Records excerpted from a collection

- - - -

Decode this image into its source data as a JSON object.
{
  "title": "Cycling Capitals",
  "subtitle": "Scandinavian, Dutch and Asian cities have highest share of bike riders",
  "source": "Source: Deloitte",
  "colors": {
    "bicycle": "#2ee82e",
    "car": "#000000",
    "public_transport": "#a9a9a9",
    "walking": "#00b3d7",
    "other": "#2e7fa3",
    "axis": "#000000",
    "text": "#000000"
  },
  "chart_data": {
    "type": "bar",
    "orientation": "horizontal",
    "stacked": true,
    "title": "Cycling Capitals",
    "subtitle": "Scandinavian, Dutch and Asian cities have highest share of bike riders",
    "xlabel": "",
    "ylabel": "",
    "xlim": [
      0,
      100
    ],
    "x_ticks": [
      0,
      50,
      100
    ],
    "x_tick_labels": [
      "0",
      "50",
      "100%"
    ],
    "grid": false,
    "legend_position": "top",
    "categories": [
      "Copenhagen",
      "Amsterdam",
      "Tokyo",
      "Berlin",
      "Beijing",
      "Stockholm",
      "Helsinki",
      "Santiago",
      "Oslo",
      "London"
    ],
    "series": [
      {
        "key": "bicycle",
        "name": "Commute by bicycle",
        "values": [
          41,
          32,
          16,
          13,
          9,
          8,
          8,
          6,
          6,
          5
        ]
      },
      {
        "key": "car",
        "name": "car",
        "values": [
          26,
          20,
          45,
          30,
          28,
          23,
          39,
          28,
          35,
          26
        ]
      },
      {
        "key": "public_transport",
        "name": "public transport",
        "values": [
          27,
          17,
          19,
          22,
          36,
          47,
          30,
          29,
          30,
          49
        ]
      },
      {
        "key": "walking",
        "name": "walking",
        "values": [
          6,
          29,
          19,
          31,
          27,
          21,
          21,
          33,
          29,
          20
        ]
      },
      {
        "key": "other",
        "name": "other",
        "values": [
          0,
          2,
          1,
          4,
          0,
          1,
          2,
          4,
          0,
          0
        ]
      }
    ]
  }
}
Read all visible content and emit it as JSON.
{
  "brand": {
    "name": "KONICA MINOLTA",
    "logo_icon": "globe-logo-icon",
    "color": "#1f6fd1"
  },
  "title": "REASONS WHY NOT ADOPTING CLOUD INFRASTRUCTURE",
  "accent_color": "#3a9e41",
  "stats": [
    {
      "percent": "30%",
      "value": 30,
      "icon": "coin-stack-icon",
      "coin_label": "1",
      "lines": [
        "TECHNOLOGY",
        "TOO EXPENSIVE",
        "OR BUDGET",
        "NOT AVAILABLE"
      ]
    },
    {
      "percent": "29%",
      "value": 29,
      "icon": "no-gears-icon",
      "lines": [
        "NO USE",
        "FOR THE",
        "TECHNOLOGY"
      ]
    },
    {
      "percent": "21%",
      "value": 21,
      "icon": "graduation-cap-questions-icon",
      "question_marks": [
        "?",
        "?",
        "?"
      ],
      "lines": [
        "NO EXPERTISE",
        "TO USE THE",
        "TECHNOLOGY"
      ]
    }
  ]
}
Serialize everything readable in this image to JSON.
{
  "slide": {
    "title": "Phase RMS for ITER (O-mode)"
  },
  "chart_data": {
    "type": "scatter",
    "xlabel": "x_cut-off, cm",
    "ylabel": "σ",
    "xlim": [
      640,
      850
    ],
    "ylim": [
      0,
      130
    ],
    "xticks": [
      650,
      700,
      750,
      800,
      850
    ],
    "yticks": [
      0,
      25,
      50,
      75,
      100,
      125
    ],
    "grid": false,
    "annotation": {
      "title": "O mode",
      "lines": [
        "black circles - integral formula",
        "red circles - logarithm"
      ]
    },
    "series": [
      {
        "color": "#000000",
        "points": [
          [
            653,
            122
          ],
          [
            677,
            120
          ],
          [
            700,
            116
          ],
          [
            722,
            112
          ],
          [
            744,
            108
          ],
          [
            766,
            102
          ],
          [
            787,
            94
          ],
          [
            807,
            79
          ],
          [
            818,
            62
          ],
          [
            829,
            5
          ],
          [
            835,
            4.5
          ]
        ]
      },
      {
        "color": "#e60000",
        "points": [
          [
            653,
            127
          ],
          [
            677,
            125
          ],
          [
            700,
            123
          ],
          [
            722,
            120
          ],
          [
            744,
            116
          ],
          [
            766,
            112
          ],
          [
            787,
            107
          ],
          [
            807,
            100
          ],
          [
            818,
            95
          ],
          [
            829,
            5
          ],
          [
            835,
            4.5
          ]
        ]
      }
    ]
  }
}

- - - -

Exercise details
Only lines with the word "walking" are wanted, so copy each one from the records.

Problem solution
    "walking": "#00b3d7",
        "key": "walking",
        "name": "walking",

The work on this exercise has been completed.